- Document text:
From the book, Taoism. The Road to Immortality
Saturday, May 14, 2011

In his book, Taoism. The Road to Immortality, John Blofeld quoted the following selections from the Tao te' Ching on the subject of wisdom. He elaborates, following the quote:

Because he has no high opinion of himself, [his] mind is luminous; not caring for status, he becomes illustrious; being without pride, he achieves success; unassertive, he is supreme. Because he does not strive, no one in the world can vie with his supremacy. There is an old saying: 'The imperfect becomes whole.' How true that is! To become whole and return [to the Source], one must be ever in accord with nature. . . . There is nothing in the world so weak as water, nor anything strong enough to overcome it. . . . The man of great wisdom is like water which, though benefiting all things, never strives. . . . That which is strong and hard gets put down; that which is pliant and supple is exalted. . . . As low ground forms a foundation for the high, so does humility form the foundation of regard. . . . He who stands on tiptoe totters; he who takes great strides cannot travel far. . . . The wise men of old who took goodness as their way possessed marvellously subtle powers of penetration; they were so deep that none could plumb their minds and, on this account, if forced to describe them we can only say that they moved cautiously like men fording a river; they were retiring as though shy of all around them; their conduct [to all] was respectful as though to honoured guests; they could adapt themselves like ice melting before a fire; they were as artless as blocks of uncarved wood.

Again and again Lao-tzu' emphasises the unwisdom of seeking prominence, wealth or status; the wisdom of being simple and artless - hence that graphic image, the uncarved block. This image perfectly accords with what is meant by 'becoming an immortal' and underlies much of Japanese as well as Chinese art and culture. In the Far East, restraint and simplicity have long been regarded as the hallmark of true greatness, and this principle is inherent in the best of the poetry and visual arts of China and Japan, where the loveliest poems consist of a few bare syllables; the finest paintings are often executed with astonishing economy of brush-strokes and with no color but the various shades of watered black ink on a white surface; the most exquisite ceramics are notable for extreme simplicity; and the most elegant furniture owes almost the whole of its beauty to simplicity of line.

- The request:
Write what comes next in the passage on Taoist wisdom and simplicity, starting after its final sentence. The items that come next have no connection to the passage on Taoist wisdom.

- Raw records:
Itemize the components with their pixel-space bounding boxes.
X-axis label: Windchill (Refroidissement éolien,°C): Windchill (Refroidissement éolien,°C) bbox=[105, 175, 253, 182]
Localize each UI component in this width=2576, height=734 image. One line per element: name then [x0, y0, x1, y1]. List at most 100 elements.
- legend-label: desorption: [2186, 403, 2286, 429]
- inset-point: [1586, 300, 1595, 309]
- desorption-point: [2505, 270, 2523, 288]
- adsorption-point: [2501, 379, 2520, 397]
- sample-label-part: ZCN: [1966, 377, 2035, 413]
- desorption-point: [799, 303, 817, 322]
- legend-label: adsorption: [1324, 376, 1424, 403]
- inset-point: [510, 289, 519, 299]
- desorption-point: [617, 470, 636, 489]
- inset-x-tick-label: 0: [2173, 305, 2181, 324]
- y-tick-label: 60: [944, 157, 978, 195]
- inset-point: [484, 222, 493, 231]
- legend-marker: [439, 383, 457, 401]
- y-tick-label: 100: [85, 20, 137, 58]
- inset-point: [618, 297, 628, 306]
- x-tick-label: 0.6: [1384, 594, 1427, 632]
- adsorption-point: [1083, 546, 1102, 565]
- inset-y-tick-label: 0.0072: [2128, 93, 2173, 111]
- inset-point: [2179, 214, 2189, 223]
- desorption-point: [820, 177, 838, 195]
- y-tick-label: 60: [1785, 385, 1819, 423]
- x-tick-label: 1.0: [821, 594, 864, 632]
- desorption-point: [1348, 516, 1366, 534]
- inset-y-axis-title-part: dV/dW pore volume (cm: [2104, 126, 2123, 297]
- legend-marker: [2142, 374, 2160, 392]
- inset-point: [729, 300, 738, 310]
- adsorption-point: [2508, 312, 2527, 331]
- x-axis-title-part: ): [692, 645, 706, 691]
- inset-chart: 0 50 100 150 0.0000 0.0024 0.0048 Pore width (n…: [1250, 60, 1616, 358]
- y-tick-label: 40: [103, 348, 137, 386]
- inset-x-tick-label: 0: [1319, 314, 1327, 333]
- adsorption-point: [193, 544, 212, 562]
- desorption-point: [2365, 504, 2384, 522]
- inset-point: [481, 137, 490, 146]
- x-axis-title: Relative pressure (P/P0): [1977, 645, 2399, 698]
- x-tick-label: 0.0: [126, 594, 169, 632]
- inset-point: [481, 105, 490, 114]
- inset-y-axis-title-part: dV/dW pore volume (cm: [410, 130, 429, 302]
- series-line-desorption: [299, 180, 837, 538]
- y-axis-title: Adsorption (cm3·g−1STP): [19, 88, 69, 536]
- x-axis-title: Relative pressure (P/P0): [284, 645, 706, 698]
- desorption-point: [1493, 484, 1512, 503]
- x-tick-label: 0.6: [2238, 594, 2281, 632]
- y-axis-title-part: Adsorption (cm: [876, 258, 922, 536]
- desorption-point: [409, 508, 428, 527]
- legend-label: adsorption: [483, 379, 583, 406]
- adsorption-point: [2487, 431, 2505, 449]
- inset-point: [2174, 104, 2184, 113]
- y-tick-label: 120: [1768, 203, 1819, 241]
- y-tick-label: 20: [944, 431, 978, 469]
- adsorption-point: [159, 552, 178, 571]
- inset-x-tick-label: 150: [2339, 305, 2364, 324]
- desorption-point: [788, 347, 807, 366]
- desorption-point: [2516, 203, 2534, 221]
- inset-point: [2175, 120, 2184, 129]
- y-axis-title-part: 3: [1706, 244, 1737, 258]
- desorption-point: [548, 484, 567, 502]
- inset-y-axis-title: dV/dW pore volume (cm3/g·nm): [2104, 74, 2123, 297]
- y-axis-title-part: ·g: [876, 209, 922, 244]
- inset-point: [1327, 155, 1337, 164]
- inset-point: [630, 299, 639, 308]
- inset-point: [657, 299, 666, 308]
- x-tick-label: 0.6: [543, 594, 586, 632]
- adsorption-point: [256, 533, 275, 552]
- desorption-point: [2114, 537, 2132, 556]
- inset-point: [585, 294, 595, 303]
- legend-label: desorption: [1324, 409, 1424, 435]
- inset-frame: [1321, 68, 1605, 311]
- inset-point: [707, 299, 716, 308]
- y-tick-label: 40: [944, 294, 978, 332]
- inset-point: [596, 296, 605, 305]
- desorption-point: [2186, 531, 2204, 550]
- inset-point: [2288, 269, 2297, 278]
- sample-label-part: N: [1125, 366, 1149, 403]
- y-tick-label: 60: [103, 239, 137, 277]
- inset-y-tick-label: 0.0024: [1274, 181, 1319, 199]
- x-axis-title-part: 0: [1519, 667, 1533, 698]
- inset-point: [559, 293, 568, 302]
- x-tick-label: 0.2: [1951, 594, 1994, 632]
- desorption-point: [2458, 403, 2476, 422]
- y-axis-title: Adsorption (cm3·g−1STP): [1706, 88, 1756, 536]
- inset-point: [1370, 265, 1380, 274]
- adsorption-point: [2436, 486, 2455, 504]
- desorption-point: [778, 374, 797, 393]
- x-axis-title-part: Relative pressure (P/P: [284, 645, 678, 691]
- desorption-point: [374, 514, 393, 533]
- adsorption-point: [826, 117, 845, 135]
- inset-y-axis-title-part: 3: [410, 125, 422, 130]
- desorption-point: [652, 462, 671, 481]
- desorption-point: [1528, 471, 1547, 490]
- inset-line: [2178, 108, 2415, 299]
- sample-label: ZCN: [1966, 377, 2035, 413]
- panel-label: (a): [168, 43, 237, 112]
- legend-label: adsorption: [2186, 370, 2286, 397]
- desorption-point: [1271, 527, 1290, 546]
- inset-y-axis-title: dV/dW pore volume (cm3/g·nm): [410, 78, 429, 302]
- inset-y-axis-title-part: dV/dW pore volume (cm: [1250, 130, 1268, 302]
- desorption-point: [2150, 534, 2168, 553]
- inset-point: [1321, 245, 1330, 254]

- Solved exercise:
This love of the simple and unassuming derives directly from intuitive perception of the nature of the Tao. Formless and void, the Tao is the source of all the myriad forms. Mother of the universe and sustainer of all creatures, it is perfectly indifferent to - indeed unconscious of - its bounty. Effortlessly it replenishes lack and diminishes excess, accomplishing all that is required without for-thought, strain or hurry. It is at once both void and form, the one aspect being essential to the other, just as voidness is essential to a vessel, unimpeded space to a window or door. For creatures to sing the praises of such a Mother in the form of hymns or psalms is simply to make a noise. The Tao is never obtrusive, demanding or flamboyant. To sing of its glories would be a waste of breath; what needs to be done is to observe the manner of its working and take that for a model. To live by the Tao is to function like the Tao, to conform with that marvelously effortless way of getting all things done, and to produce what is of use to others as the Tao produces beneficial rains and dews with never a thought of praise or thanks, still less reward...

Softness prevails over hardness as water prevails over all obstructions to its flow. Arrogance and contention violate the way of heaven, bringing misery in their train. True sagehood, true superiority, is never to be won by strife, but by letting things be. Resistant plants get blown down or snapped; supple plans survive the gale. . . .

Taoism. The Road to Immortality
Shambhala Publications, 1978
Selections from pages 42-44
by John Blofeld (1913-1987)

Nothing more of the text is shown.